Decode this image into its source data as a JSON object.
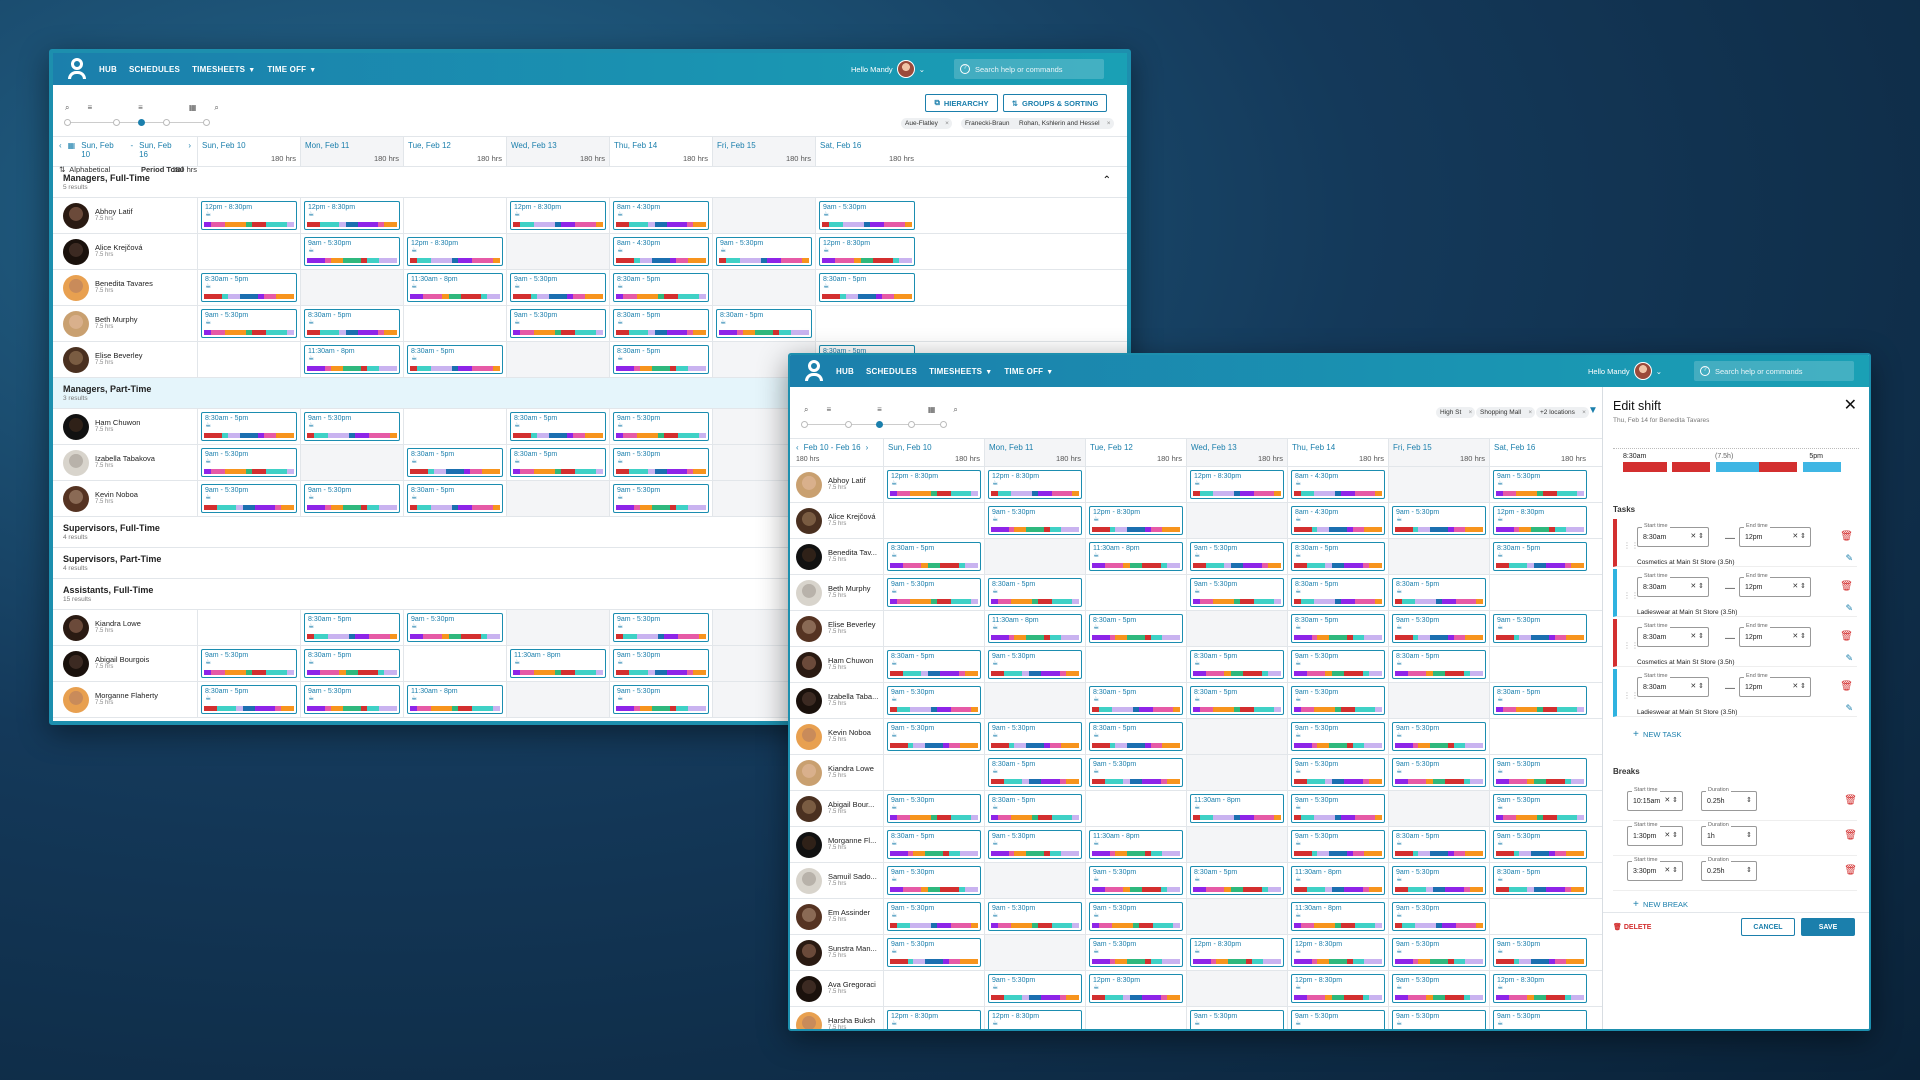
{
  "colors": {
    "purple": "#8e24e8",
    "teal": "#3fd1c6",
    "orange": "#f7941d",
    "blue": "#1b6fb0",
    "red": "#d32f2f",
    "pink": "#e65aa6",
    "lavender": "#c9b3f0",
    "green": "#2fb87d",
    "sky": "#3fb6e4"
  },
  "nav": {
    "items": [
      "HUB",
      "SCHEDULES",
      "TIMESHEETS",
      "TIME OFF"
    ],
    "greeting": "Hello Mandy",
    "search_placeholder": "Search help or commands"
  },
  "back": {
    "buttons": {
      "hierarchy": "HIERARCHY",
      "groups": "GROUPS & SORTING"
    },
    "chips": [
      "Aue-Flatley",
      "Franecki-Braun",
      "Rohan, Kshlerin and Hessel"
    ],
    "range": {
      "from": "Sun, Feb 10",
      "sep": "-",
      "to": "Sun, Feb 16"
    },
    "sort": "Alphabetical",
    "period_label": "Period Total",
    "period_hrs": "180 hrs",
    "days": [
      {
        "label": "Sun, Feb 10",
        "hrs": "180 hrs"
      },
      {
        "label": "Mon, Feb 11",
        "hrs": "180 hrs"
      },
      {
        "label": "Tue, Feb 12",
        "hrs": "180 hrs"
      },
      {
        "label": "Wed, Feb 13",
        "hrs": "180 hrs"
      },
      {
        "label": "Thu, Feb 14",
        "hrs": "180 hrs"
      },
      {
        "label": "Fri, Feb 15",
        "hrs": "180 hrs"
      },
      {
        "label": "Sat, Feb 16",
        "hrs": "180 hrs"
      }
    ],
    "rows": [
      {
        "type": "group",
        "name": "Managers, Full-Time",
        "sub": "5 results"
      },
      {
        "type": "emp",
        "name": "Abhoy Latif",
        "hrs": "7.5 hrs",
        "shifts": [
          "12pm - 8:30pm",
          "12pm - 8:30pm",
          "",
          "12pm - 8:30pm",
          "8am - 4:30pm",
          "",
          "9am - 5:30pm"
        ]
      },
      {
        "type": "emp",
        "name": "Alice Krejčová",
        "hrs": "7.5 hrs",
        "shifts": [
          "",
          "9am - 5:30pm",
          "12pm - 8:30pm",
          "",
          "8am - 4:30pm",
          "9am - 5:30pm",
          "12pm - 8:30pm"
        ]
      },
      {
        "type": "emp",
        "name": "Benedita Tavares",
        "hrs": "7.5 hrs",
        "shifts": [
          "8:30am - 5pm",
          "",
          "11:30am - 8pm",
          "9am - 5:30pm",
          "8:30am - 5pm",
          "",
          "8:30am - 5pm"
        ]
      },
      {
        "type": "emp",
        "name": "Beth Murphy",
        "hrs": "7.5 hrs",
        "shifts": [
          "9am - 5:30pm",
          "8:30am - 5pm",
          "",
          "9am - 5:30pm",
          "8:30am - 5pm",
          "8:30am - 5pm",
          ""
        ]
      },
      {
        "type": "emp",
        "name": "Elise Beverley",
        "hrs": "7.5 hrs",
        "shifts": [
          "",
          "11:30am - 8pm",
          "8:30am - 5pm",
          "",
          "8:30am - 5pm",
          "",
          "8:30am - 5pm"
        ]
      },
      {
        "type": "group",
        "name": "Managers, Part-Time",
        "sub": "3 results",
        "selected": true
      },
      {
        "type": "emp",
        "name": "Ham Chuwon",
        "hrs": "7.5 hrs",
        "shifts": [
          "8:30am - 5pm",
          "9am - 5:30pm",
          "",
          "8:30am - 5pm",
          "9am - 5:30pm",
          "",
          ""
        ]
      },
      {
        "type": "emp",
        "name": "Izabella Tabakova",
        "hrs": "7.5 hrs",
        "shifts": [
          "9am - 5:30pm",
          "",
          "8:30am - 5pm",
          "8:30am - 5pm",
          "9am - 5:30pm",
          "",
          ""
        ]
      },
      {
        "type": "emp",
        "name": "Kevin Noboa",
        "hrs": "7.5 hrs",
        "shifts": [
          "9am - 5:30pm",
          "9am - 5:30pm",
          "8:30am - 5pm",
          "",
          "9am - 5:30pm",
          "",
          ""
        ]
      },
      {
        "type": "group",
        "name": "Supervisors, Full-Time",
        "sub": "4 results"
      },
      {
        "type": "group",
        "name": "Supervisors, Part-Time",
        "sub": "4 results"
      },
      {
        "type": "group",
        "name": "Assistants, Full-Time",
        "sub": "15 results"
      },
      {
        "type": "emp",
        "name": "Kiandra Lowe",
        "hrs": "7.5 hrs",
        "shifts": [
          "",
          "8:30am - 5pm",
          "9am - 5:30pm",
          "",
          "9am - 5:30pm",
          "",
          ""
        ]
      },
      {
        "type": "emp",
        "name": "Abigail Bourgois",
        "hrs": "7.5 hrs",
        "shifts": [
          "9am - 5:30pm",
          "8:30am - 5pm",
          "",
          "11:30am - 8pm",
          "9am - 5:30pm",
          "",
          ""
        ]
      },
      {
        "type": "emp",
        "name": "Morganne Flaherty",
        "hrs": "7.5 hrs",
        "shifts": [
          "8:30am - 5pm",
          "9am - 5:30pm",
          "11:30am - 8pm",
          "",
          "9am - 5:30pm",
          "",
          ""
        ]
      }
    ]
  },
  "front": {
    "chips": [
      "High St",
      "Shopping Mall",
      "+2 locations"
    ],
    "range": "Feb 10 - Feb 16",
    "period_hrs": "180 hrs",
    "days": [
      {
        "label": "Sun, Feb 10",
        "hrs": "180 hrs"
      },
      {
        "label": "Mon, Feb 11",
        "hrs": "180 hrs"
      },
      {
        "label": "Tue, Feb 12",
        "hrs": "180 hrs"
      },
      {
        "label": "Wed, Feb 13",
        "hrs": "180 hrs"
      },
      {
        "label": "Thu, Feb 14",
        "hrs": "180 hrs"
      },
      {
        "label": "Fri, Feb 15",
        "hrs": "180 hrs"
      },
      {
        "label": "Sat, Feb 16",
        "hrs": "180 hrs"
      }
    ],
    "rows": [
      {
        "name": "Abhoy Latif",
        "hrs": "7.5 hrs",
        "shifts": [
          "12pm - 8:30pm",
          "12pm - 8:30pm",
          "",
          "12pm - 8:30pm",
          "8am - 4:30pm",
          "",
          "9am - 5:30pm"
        ]
      },
      {
        "name": "Alice Krejčová",
        "hrs": "7.5 hrs",
        "shifts": [
          "",
          "9am - 5:30pm",
          "12pm - 8:30pm",
          "",
          "8am - 4:30pm",
          "9am - 5:30pm",
          "12pm - 8:30pm"
        ]
      },
      {
        "name": "Benedita Tav...",
        "hrs": "7.5 hrs",
        "shifts": [
          "8:30am - 5pm",
          "",
          "11:30am - 8pm",
          "9am - 5:30pm",
          "8:30am - 5pm",
          "",
          "8:30am - 5pm"
        ]
      },
      {
        "name": "Beth Murphy",
        "hrs": "7.5 hrs",
        "shifts": [
          "9am - 5:30pm",
          "8:30am - 5pm",
          "",
          "9am - 5:30pm",
          "8:30am - 5pm",
          "8:30am - 5pm",
          ""
        ]
      },
      {
        "name": "Elise Beverley",
        "hrs": "7.5 hrs",
        "shifts": [
          "",
          "11:30am - 8pm",
          "8:30am - 5pm",
          "",
          "8:30am - 5pm",
          "9am - 5:30pm",
          "9am - 5:30pm"
        ]
      },
      {
        "name": "Ham Chuwon",
        "hrs": "7.5 hrs",
        "shifts": [
          "8:30am - 5pm",
          "9am - 5:30pm",
          "",
          "8:30am - 5pm",
          "9am - 5:30pm",
          "8:30am - 5pm",
          ""
        ]
      },
      {
        "name": "Izabella Taba...",
        "hrs": "7.5 hrs",
        "shifts": [
          "9am - 5:30pm",
          "",
          "8:30am - 5pm",
          "8:30am - 5pm",
          "9am - 5:30pm",
          "",
          "8:30am - 5pm"
        ]
      },
      {
        "name": "Kevin Noboa",
        "hrs": "7.5 hrs",
        "shifts": [
          "9am - 5:30pm",
          "9am - 5:30pm",
          "8:30am - 5pm",
          "",
          "9am - 5:30pm",
          "9am - 5:30pm",
          ""
        ]
      },
      {
        "name": "Kiandra Lowe",
        "hrs": "7.5 hrs",
        "shifts": [
          "",
          "8:30am - 5pm",
          "9am - 5:30pm",
          "",
          "9am - 5:30pm",
          "9am - 5:30pm",
          "9am - 5:30pm"
        ]
      },
      {
        "name": "Abigail Bour...",
        "hrs": "7.5 hrs",
        "shifts": [
          "9am - 5:30pm",
          "8:30am - 5pm",
          "",
          "11:30am - 8pm",
          "9am - 5:30pm",
          "",
          "9am - 5:30pm"
        ]
      },
      {
        "name": "Morganne Fl...",
        "hrs": "7.5 hrs",
        "shifts": [
          "8:30am - 5pm",
          "9am - 5:30pm",
          "11:30am - 8pm",
          "",
          "9am - 5:30pm",
          "8:30am - 5pm",
          "9am - 5:30pm"
        ]
      },
      {
        "name": "Samuil Sado...",
        "hrs": "7.5 hrs",
        "shifts": [
          "9am - 5:30pm",
          "",
          "9am - 5:30pm",
          "8:30am - 5pm",
          "11:30am - 8pm",
          "9am - 5:30pm",
          "8:30am - 5pm"
        ]
      },
      {
        "name": "Em Assinder",
        "hrs": "7.5 hrs",
        "shifts": [
          "9am - 5:30pm",
          "9am - 5:30pm",
          "9am - 5:30pm",
          "",
          "11:30am - 8pm",
          "9am - 5:30pm",
          ""
        ]
      },
      {
        "name": "Sunstra Man...",
        "hrs": "7.5 hrs",
        "shifts": [
          "9am - 5:30pm",
          "",
          "9am - 5:30pm",
          "12pm - 8:30pm",
          "12pm - 8:30pm",
          "9am - 5:30pm",
          "9am - 5:30pm"
        ]
      },
      {
        "name": "Ava Gregoraci",
        "hrs": "7.5 hrs",
        "shifts": [
          "",
          "9am - 5:30pm",
          "12pm - 8:30pm",
          "",
          "12pm - 8:30pm",
          "9am - 5:30pm",
          "12pm - 8:30pm"
        ]
      },
      {
        "name": "Harsha Buksh",
        "hrs": "7.5 hrs",
        "shifts": [
          "12pm - 8:30pm",
          "12pm - 8:30pm",
          "",
          "9am - 5:30pm",
          "9am - 5:30pm",
          "9am - 5:30pm",
          "9am - 5:30pm"
        ]
      }
    ]
  },
  "edit": {
    "title": "Edit shift",
    "subtitle": "Thu, Feb 14 for Benedita Tavares",
    "timeline": {
      "start": "8:30am",
      "mid": "(7.5h)",
      "end": "5pm"
    },
    "tasks_label": "Tasks",
    "start_label": "Start time",
    "end_label": "End time",
    "tasks": [
      {
        "start": "8:30am",
        "end": "12pm",
        "location": "Cosmetics at Main St Store (3.5h)",
        "color": "red"
      },
      {
        "start": "8:30am",
        "end": "12pm",
        "location": "Ladieswear at Main St Store (3.5h)",
        "color": "blue"
      },
      {
        "start": "8:30am",
        "end": "12pm",
        "location": "Cosmetics at Main St Store (3.5h)",
        "color": "red"
      },
      {
        "start": "8:30am",
        "end": "12pm",
        "location": "Ladieswear at Main St Store (3.5h)",
        "color": "blue"
      }
    ],
    "new_task": "NEW TASK",
    "breaks_label": "Breaks",
    "duration_label": "Duration",
    "breaks": [
      {
        "start": "10:15am",
        "duration": "0.25h"
      },
      {
        "start": "1:30pm",
        "duration": "1h"
      },
      {
        "start": "3:30pm",
        "duration": "0.25h"
      }
    ],
    "new_break": "NEW BREAK",
    "delete": "DELETE",
    "cancel": "CANCEL",
    "save": "SAVE"
  }
}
==============================
## EXERCISE
Where a line above holds the string "Managers", show that line.

## FULL ANSWER
        "name": "Managers, Full-Time",
        "name": "Managers, Part-Time",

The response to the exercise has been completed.